| EXERCISE DESCRIPTION |
Count how many lines hold the string "Chrestiens". Answer with that number and nothing more.

★ ★ ★ ★ ★ ★ ★

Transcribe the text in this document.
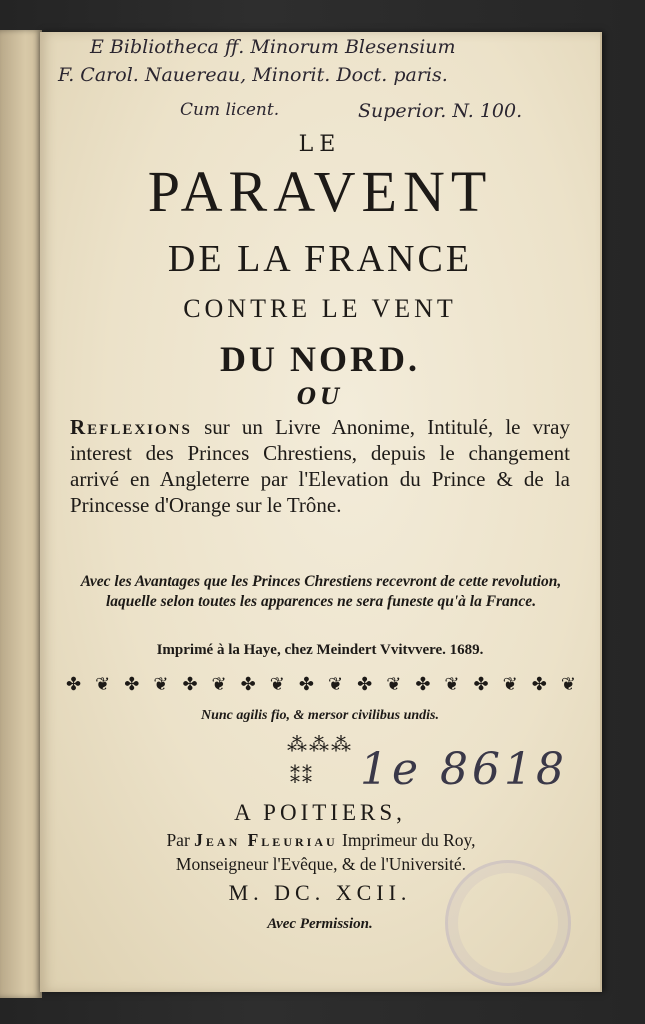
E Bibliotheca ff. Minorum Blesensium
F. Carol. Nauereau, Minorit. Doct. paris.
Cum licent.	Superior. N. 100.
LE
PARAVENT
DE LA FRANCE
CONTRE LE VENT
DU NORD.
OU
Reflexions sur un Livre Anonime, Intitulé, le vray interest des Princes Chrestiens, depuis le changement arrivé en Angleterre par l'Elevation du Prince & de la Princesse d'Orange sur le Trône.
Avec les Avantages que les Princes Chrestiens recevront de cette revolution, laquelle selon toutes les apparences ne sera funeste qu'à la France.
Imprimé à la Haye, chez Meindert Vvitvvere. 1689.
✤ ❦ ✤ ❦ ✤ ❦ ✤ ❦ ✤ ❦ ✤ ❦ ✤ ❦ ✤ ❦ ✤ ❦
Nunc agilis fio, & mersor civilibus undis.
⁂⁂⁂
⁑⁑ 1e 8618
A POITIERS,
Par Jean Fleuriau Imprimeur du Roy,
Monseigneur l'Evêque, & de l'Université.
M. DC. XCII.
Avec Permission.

★ ★ ★ ★ ★ ★ ★

| TASK RESULT |
2